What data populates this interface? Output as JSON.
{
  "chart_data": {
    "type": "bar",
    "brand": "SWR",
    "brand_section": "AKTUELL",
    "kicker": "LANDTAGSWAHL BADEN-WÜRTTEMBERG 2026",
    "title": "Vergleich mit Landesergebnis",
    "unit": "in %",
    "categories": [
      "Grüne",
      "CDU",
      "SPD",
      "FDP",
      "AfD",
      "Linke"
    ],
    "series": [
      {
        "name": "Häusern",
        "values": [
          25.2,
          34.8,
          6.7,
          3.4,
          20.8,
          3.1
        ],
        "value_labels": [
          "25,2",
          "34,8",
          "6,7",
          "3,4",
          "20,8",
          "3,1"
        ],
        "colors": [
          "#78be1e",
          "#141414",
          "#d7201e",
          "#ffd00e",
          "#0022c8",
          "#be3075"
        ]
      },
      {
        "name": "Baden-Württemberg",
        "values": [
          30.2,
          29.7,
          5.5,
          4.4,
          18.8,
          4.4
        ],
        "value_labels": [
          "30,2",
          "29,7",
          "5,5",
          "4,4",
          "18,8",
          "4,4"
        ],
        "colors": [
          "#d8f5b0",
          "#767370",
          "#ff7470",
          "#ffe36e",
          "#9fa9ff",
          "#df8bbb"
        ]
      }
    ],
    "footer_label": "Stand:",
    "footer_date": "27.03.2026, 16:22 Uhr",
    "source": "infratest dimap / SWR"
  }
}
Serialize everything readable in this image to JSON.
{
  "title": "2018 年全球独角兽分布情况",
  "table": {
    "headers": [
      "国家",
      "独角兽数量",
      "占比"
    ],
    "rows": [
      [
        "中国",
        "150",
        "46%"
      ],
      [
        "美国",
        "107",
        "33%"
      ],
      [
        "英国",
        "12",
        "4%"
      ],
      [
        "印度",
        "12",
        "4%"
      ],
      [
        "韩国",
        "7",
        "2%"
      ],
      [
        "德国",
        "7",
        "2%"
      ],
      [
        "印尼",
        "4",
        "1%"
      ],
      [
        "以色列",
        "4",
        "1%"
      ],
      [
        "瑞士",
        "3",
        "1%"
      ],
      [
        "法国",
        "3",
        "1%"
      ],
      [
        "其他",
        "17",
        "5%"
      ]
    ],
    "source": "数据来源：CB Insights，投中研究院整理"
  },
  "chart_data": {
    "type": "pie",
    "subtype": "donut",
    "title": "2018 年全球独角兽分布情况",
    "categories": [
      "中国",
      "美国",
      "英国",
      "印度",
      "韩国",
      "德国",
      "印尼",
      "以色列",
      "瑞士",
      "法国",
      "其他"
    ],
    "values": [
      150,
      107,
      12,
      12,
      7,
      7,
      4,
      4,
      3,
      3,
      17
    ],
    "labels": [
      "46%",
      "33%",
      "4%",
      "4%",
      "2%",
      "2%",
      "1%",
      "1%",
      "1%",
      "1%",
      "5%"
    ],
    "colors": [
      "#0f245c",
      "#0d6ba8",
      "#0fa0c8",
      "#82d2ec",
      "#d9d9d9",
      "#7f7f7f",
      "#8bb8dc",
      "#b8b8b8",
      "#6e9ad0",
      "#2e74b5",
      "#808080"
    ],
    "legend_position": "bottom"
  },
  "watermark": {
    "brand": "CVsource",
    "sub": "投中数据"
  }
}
* * * * * * * * *
▸ Task goal:
Your task is to extract all of the records exactly.

▸ Task output:
What data populates this interface? Output as JSON.
{
  "chart_data": {
    "type": "bar",
    "brand": "SWR",
    "brand_section": "AKTUELL",
    "kicker": "LANDTAGSWAHL BADEN-WÜRTTEMBERG 2026",
    "title": "Vergleich mit Landesergebnis",
    "unit": "in %",
    "categories": [
      "Grüne",
      "CDU",
      "SPD",
      "FDP",
      "AfD",
      "Linke"
    ],
    "series": [
      {
        "name": "Häusern",
        "values": [
          25.2,
          34.8,
          6.7,
          3.4,
          20.8,
          3.1
        ],
        "value_labels": [
          "25,2",
          "34,8",
          "6,7",
          "3,4",
          "20,8",
          "3,1"
        ],
        "colors": [
          "#78be1e",
          "#141414",
          "#d7201e",
          "#ffd00e",
          "#0022c8",
          "#be3075"
        ]
      },
      {
        "name": "Baden-Württemberg",
        "values": [
          30.2,
          29.7,
          5.5,
          4.4,
          18.8,
          4.4
        ],
        "value_labels": [
          "30,2",
          "29,7",
          "5,5",
          "4,4",
          "18,8",
          "4,4"
        ],
        "colors": [
          "#d8f5b0",
          "#767370",
          "#ff7470",
          "#ffe36e",
          "#9fa9ff",
          "#df8bbb"
        ]
      }
    ],
    "footer_label": "Stand:",
    "footer_date": "27.03.2026, 16:22 Uhr",
    "source": "infratest dimap / SWR"
  }
}
Serialize everything readable in this image to JSON.
{
  "title": "2018 年全球独角兽分布情况",
  "table": {
    "headers": [
      "国家",
      "独角兽数量",
      "占比"
    ],
    "rows": [
      [
        "中国",
        "150",
        "46%"
      ],
      [
        "美国",
        "107",
        "33%"
      ],
      [
        "英国",
        "12",
        "4%"
      ],
      [
        "印度",
        "12",
        "4%"
      ],
      [
        "韩国",
        "7",
        "2%"
      ],
      [
        "德国",
        "7",
        "2%"
      ],
      [
        "印尼",
        "4",
        "1%"
      ],
      [
        "以色列",
        "4",
        "1%"
      ],
      [
        "瑞士",
        "3",
        "1%"
      ],
      [
        "法国",
        "3",
        "1%"
      ],
      [
        "其他",
        "17",
        "5%"
      ]
    ],
    "source": "数据来源：CB Insights，投中研究院整理"
  },
  "chart_data": {
    "type": "pie",
    "subtype": "donut",
    "title": "2018 年全球独角兽分布情况",
    "categories": [
      "中国",
      "美国",
      "英国",
      "印度",
      "韩国",
      "德国",
      "印尼",
      "以色列",
      "瑞士",
      "法国",
      "其他"
    ],
    "values": [
      150,
      107,
      12,
      12,
      7,
      7,
      4,
      4,
      3,
      3,
      17
    ],
    "labels": [
      "46%",
      "33%",
      "4%",
      "4%",
      "2%",
      "2%",
      "1%",
      "1%",
      "1%",
      "1%",
      "5%"
    ],
    "colors": [
      "#0f245c",
      "#0d6ba8",
      "#0fa0c8",
      "#82d2ec",
      "#d9d9d9",
      "#7f7f7f",
      "#8bb8dc",
      "#b8b8b8",
      "#6e9ad0",
      "#2e74b5",
      "#808080"
    ],
    "legend_position": "bottom"
  },
  "watermark": {
    "brand": "CVsource",
    "sub": "投中数据"
  }
}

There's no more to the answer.